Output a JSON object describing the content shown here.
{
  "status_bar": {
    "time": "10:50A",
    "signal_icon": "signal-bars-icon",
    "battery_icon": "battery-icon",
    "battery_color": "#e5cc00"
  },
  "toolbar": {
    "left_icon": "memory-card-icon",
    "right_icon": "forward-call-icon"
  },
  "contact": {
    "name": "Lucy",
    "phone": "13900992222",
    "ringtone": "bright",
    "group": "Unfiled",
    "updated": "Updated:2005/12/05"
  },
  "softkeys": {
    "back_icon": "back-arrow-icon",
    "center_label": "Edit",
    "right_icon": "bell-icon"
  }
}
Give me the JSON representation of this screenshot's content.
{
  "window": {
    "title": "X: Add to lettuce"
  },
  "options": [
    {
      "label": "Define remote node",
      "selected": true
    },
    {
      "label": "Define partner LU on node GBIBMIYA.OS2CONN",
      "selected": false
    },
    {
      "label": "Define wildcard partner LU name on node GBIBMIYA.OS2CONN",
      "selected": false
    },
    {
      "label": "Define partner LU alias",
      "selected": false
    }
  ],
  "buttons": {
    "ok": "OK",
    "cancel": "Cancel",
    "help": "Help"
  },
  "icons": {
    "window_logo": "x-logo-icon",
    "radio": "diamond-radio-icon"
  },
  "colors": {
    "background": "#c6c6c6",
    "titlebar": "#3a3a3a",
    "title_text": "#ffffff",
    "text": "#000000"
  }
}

====================

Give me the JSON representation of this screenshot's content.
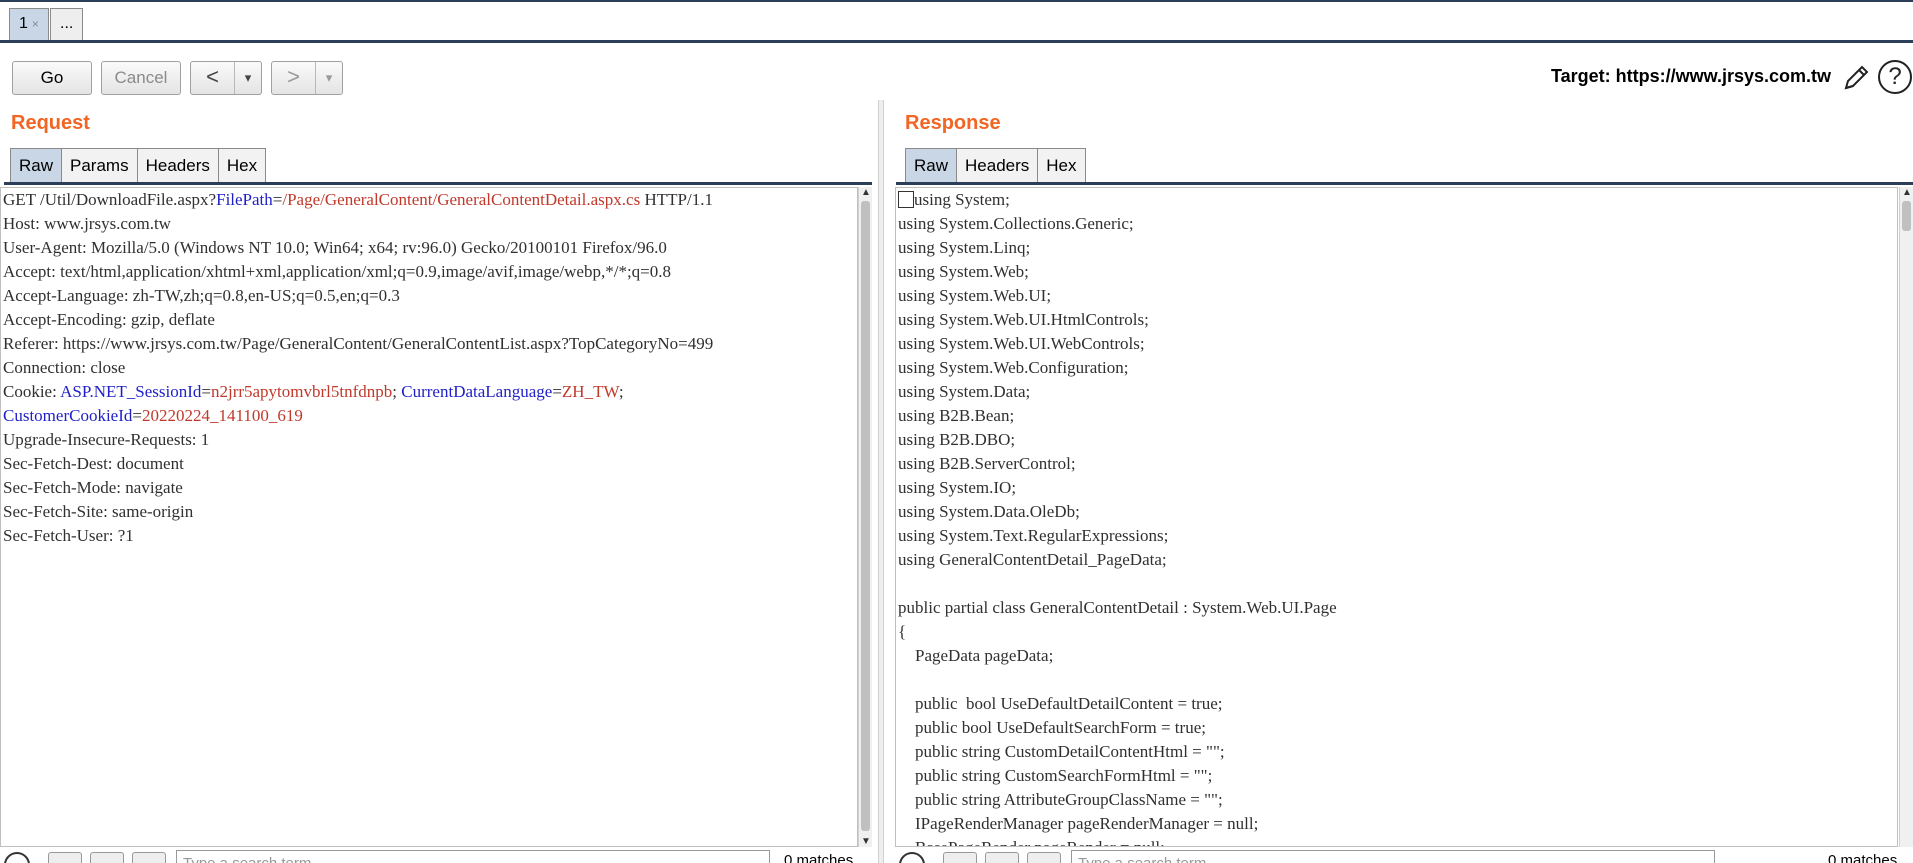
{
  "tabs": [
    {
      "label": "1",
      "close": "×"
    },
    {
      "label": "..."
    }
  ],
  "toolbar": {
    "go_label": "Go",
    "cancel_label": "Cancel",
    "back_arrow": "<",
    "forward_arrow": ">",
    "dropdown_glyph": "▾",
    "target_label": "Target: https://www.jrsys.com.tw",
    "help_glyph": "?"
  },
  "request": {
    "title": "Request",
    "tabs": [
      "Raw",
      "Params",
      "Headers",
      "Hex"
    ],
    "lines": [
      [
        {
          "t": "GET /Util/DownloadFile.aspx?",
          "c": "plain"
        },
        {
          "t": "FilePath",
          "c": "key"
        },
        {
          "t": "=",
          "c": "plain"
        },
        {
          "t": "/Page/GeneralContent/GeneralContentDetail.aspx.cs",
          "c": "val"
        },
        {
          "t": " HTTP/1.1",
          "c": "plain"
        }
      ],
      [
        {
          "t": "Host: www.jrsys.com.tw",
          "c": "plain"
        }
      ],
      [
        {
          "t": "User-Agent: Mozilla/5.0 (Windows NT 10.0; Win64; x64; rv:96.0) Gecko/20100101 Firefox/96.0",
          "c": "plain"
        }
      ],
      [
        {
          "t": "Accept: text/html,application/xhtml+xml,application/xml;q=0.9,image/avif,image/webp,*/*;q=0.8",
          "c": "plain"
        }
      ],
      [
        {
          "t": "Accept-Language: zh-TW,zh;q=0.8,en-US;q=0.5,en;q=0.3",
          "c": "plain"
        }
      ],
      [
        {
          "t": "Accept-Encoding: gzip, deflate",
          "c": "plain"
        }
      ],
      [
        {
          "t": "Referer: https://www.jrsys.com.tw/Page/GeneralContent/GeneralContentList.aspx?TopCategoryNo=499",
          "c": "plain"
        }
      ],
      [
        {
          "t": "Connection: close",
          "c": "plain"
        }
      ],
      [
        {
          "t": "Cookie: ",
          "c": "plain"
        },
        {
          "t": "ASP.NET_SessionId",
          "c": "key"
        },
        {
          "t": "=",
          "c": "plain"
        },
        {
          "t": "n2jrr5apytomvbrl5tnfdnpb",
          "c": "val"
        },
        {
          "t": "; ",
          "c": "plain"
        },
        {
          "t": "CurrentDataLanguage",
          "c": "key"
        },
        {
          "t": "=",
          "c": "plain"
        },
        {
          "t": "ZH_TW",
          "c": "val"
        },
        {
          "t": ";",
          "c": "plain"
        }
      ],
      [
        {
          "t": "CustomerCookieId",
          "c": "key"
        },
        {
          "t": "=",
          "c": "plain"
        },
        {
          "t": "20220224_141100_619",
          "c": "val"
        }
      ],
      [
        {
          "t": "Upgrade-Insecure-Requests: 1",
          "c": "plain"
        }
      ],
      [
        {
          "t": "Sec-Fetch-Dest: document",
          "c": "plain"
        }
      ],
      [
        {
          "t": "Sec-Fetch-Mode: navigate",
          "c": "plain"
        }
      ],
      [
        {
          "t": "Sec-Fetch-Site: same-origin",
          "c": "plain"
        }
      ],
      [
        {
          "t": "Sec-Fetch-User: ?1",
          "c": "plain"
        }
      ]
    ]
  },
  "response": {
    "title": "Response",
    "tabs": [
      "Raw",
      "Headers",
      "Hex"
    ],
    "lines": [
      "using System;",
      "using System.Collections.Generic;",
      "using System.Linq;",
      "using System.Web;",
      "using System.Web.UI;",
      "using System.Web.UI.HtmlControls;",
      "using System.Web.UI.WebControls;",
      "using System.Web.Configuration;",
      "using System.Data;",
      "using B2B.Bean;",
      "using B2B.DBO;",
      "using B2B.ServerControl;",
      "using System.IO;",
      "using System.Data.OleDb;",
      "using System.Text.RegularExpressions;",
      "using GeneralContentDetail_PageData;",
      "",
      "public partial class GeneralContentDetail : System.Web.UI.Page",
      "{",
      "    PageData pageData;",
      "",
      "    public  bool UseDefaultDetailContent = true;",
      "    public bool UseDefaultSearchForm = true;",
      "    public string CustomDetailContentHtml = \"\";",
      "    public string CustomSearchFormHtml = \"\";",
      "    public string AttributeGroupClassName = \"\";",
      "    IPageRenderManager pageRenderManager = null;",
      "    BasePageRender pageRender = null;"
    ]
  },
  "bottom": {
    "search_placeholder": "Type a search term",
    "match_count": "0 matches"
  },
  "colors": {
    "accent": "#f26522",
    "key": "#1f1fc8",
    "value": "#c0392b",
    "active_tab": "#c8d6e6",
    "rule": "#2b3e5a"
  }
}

====================

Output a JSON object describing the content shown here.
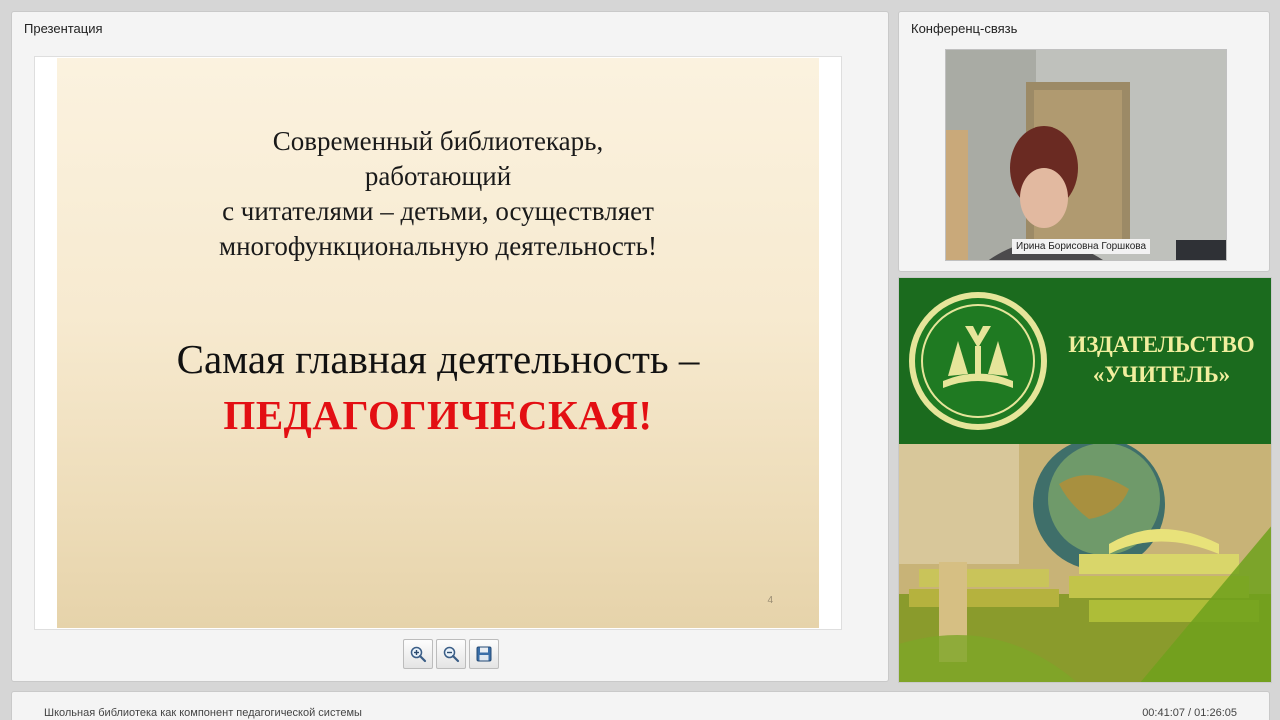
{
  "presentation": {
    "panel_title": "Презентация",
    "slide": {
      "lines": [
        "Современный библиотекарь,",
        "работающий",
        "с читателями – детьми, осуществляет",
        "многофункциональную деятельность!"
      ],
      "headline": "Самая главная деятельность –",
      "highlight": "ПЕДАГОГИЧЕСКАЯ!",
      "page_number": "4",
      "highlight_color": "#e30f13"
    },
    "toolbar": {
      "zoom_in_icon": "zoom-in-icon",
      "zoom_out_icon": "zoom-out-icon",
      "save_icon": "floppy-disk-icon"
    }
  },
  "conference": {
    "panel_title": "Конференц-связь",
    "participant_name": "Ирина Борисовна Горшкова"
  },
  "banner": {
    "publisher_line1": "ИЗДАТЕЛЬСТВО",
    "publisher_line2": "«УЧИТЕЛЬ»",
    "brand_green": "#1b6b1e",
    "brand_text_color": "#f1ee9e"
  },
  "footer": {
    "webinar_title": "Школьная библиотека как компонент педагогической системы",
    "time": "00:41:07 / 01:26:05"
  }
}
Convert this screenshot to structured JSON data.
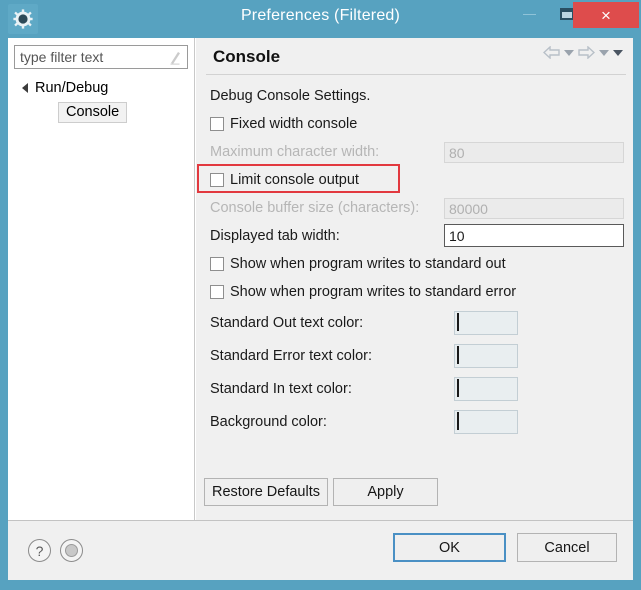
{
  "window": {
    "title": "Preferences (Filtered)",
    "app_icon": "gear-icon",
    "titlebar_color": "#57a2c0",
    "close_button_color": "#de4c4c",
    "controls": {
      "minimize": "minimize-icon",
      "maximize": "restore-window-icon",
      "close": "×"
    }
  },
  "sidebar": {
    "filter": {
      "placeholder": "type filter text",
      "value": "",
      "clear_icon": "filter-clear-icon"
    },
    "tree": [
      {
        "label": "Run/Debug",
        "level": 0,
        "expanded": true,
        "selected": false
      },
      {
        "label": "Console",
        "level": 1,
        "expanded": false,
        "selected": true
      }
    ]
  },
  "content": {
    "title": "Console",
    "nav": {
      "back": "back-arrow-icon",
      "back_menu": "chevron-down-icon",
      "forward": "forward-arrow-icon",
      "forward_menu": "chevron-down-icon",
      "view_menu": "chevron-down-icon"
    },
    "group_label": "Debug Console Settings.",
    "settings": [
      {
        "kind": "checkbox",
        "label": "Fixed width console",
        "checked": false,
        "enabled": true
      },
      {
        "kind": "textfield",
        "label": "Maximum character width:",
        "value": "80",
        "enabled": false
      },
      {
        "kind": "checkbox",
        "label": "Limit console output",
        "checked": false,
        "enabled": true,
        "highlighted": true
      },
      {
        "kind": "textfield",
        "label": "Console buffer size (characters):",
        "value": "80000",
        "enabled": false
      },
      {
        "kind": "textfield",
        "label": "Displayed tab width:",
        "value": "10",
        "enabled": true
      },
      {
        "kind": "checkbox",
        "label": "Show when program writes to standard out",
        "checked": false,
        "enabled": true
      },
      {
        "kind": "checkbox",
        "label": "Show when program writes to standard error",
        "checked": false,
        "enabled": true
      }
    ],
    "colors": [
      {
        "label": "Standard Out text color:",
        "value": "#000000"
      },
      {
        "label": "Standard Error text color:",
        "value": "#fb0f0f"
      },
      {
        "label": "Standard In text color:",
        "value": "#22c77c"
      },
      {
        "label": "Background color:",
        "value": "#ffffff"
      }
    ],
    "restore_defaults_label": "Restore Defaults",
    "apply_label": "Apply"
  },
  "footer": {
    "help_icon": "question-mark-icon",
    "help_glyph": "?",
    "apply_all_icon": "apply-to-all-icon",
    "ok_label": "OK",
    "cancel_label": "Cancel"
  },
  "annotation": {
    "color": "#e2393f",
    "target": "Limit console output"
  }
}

====================

TASK BRIEF —
List each line of the entries that holds the string "partner".

RESULT OF THIS EXERCISE —
      "label": "Define partner LU on node GBIBMIYA.OS2CONN",
      "label": "Define wildcard partner LU name on node GBIBMIYA.OS2CONN",
      "label": "Define partner LU alias",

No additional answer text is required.